Material supplied.
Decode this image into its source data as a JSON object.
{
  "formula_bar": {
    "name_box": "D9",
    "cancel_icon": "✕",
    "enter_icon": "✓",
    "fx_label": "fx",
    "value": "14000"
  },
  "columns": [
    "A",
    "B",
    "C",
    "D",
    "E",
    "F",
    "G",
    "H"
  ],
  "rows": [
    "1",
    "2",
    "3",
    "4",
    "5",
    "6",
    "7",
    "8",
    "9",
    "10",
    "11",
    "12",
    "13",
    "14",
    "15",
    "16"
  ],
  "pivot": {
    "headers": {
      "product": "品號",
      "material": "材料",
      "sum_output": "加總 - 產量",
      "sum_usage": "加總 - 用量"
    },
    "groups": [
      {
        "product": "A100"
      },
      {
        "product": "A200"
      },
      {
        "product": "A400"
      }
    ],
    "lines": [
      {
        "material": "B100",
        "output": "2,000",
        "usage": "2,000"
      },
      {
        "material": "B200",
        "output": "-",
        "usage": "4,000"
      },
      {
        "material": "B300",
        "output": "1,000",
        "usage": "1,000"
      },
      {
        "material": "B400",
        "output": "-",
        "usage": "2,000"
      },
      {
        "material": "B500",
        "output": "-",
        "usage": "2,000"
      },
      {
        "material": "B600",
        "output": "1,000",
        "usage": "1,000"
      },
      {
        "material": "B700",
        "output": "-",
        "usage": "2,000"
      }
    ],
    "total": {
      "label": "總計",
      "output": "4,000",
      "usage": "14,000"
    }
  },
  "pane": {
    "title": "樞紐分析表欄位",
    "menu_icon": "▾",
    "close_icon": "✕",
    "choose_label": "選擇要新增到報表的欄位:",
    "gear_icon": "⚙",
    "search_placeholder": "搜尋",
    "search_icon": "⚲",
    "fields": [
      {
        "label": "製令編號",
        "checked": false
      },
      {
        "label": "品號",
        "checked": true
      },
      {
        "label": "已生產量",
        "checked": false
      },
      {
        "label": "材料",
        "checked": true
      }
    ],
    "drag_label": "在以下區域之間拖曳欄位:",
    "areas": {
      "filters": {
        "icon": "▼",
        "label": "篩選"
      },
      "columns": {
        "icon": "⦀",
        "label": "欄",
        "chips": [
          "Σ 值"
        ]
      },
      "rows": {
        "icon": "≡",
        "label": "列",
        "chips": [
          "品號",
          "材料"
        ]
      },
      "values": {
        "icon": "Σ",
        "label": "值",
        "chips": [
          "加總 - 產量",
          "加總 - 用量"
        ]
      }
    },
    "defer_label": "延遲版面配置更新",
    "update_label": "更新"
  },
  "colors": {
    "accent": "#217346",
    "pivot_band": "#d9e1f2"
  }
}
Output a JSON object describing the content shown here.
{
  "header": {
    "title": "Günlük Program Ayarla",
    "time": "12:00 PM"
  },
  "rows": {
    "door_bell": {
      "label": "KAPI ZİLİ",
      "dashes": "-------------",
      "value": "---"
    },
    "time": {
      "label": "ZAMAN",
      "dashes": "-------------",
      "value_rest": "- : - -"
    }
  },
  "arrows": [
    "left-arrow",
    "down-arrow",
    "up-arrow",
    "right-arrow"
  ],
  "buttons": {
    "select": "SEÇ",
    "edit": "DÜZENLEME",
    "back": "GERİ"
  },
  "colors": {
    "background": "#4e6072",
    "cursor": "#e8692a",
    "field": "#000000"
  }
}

Brief. Extract every line from the one with "Output a JSON" down to the final line above, both included, exactly as written.

The output.
Output a JSON object describing the content shown here.
{
  "header": {
    "title": "Günlük Program Ayarla",
    "time": "12:00 PM"
  },
  "rows": {
    "door_bell": {
      "label": "KAPI ZİLİ",
      "dashes": "-------------",
      "value": "---"
    },
    "time": {
      "label": "ZAMAN",
      "dashes": "-------------",
      "value_rest": "- : - -"
    }
  },
  "arrows": [
    "left-arrow",
    "down-arrow",
    "up-arrow",
    "right-arrow"
  ],
  "buttons": {
    "select": "SEÇ",
    "edit": "DÜZENLEME",
    "back": "GERİ"
  },
  "colors": {
    "background": "#4e6072",
    "cursor": "#e8692a",
    "field": "#000000"
  }
}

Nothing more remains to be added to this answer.